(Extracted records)
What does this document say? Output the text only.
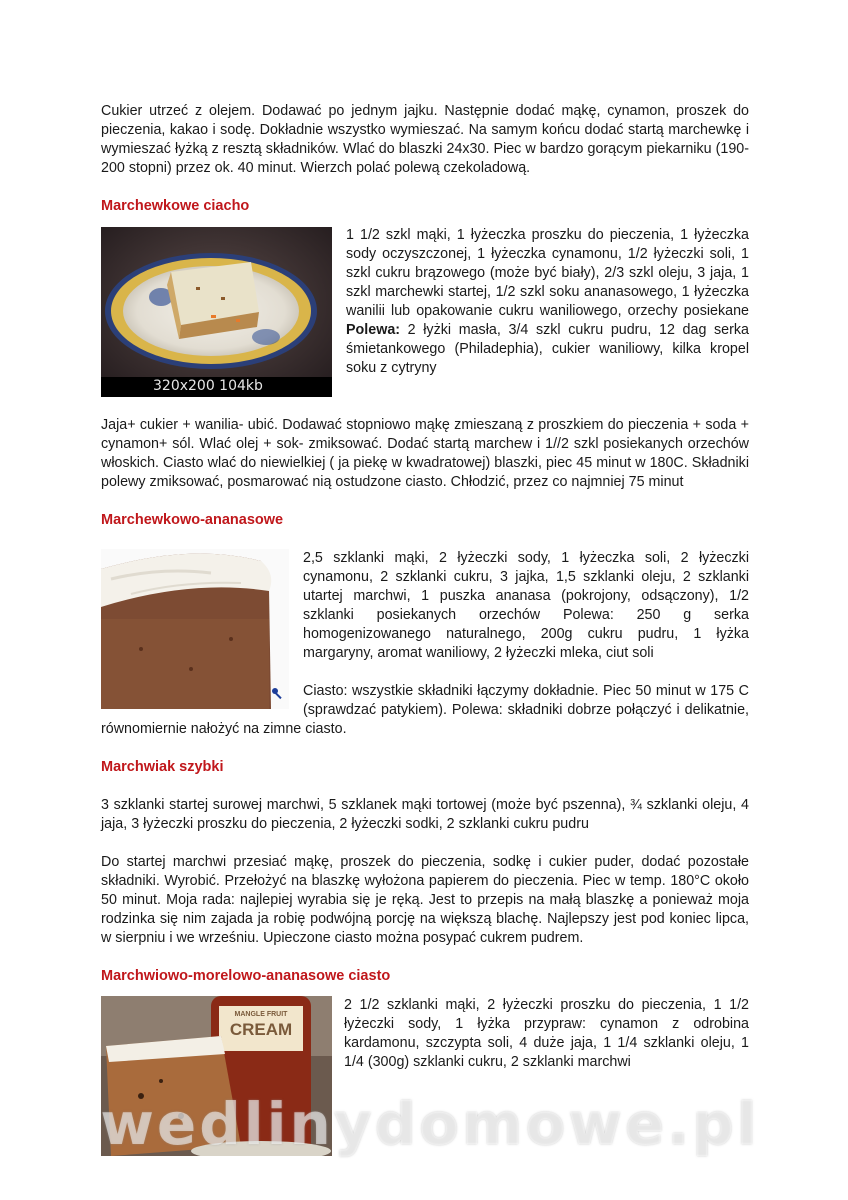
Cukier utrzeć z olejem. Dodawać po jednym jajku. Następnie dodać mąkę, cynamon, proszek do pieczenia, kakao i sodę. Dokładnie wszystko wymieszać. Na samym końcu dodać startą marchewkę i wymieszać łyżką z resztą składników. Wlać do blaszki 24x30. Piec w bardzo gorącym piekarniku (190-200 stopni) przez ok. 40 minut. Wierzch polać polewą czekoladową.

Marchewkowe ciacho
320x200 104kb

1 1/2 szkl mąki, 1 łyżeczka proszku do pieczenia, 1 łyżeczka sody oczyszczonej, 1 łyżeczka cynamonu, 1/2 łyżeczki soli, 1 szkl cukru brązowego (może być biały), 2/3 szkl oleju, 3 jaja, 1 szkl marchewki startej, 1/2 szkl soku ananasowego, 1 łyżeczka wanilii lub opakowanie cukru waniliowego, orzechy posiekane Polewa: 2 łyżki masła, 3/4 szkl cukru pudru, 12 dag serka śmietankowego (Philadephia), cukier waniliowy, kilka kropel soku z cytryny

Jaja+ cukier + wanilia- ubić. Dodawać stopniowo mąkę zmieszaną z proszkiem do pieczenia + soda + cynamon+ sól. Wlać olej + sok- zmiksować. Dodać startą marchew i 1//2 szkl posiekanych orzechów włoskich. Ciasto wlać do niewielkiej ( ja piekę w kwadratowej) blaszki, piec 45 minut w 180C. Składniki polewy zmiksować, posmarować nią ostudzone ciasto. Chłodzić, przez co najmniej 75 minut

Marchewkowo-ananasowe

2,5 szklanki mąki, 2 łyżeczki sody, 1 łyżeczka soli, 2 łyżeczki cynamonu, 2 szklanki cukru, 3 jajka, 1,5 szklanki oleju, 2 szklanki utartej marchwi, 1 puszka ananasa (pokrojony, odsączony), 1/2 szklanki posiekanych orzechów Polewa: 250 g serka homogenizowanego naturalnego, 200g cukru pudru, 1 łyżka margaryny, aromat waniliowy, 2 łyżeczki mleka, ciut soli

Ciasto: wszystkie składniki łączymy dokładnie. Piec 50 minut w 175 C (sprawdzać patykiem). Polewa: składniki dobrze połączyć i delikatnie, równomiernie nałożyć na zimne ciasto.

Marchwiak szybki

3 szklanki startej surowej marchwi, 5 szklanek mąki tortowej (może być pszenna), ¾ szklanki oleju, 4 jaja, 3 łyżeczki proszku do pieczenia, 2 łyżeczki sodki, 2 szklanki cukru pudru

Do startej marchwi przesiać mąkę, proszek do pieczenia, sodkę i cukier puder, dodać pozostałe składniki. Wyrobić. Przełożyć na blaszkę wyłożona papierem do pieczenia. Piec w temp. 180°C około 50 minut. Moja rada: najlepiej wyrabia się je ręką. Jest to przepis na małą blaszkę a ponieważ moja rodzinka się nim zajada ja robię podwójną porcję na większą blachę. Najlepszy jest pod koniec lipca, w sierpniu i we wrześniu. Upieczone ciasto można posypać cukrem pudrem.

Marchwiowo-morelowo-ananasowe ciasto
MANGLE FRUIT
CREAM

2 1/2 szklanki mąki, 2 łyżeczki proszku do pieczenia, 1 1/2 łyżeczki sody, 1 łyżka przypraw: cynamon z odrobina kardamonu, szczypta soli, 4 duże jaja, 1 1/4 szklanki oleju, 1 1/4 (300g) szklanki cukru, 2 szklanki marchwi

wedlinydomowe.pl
* * *
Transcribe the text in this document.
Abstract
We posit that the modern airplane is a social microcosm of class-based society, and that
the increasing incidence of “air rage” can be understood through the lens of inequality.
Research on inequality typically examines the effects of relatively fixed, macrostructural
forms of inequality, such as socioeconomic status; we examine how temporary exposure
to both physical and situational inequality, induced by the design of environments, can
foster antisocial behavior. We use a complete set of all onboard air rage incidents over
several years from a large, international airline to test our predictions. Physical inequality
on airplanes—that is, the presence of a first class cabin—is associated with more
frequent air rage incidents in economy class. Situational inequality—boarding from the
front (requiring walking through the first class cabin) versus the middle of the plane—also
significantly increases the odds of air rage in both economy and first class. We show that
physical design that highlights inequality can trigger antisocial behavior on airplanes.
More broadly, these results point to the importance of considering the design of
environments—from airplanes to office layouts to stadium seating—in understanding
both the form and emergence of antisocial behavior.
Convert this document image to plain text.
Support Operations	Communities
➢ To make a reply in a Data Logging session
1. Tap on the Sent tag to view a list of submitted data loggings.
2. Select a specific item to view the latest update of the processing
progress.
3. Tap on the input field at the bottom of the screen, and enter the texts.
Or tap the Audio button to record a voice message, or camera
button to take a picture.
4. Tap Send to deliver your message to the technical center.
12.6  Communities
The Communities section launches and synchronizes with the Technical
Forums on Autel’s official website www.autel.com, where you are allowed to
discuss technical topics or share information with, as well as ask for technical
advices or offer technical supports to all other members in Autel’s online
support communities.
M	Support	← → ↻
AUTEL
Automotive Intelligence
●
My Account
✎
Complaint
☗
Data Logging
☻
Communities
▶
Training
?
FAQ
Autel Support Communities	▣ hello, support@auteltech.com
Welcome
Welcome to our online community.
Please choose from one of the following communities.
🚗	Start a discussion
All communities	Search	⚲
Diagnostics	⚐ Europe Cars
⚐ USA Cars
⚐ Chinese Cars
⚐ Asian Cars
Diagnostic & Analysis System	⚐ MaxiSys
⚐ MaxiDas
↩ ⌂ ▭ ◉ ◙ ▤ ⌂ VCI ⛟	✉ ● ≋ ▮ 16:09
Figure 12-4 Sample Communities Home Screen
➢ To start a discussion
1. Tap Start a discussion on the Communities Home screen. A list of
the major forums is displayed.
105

> Prompt:
List every line from the entries above in which "antisocial" appears.

> Response below:
foster antisocial behavior. We use a complete set of all onboard air rage incidents over
physical design that highlights inequality can trigger antisocial behavior on airplanes.
both the form and emergence of antisocial behavior.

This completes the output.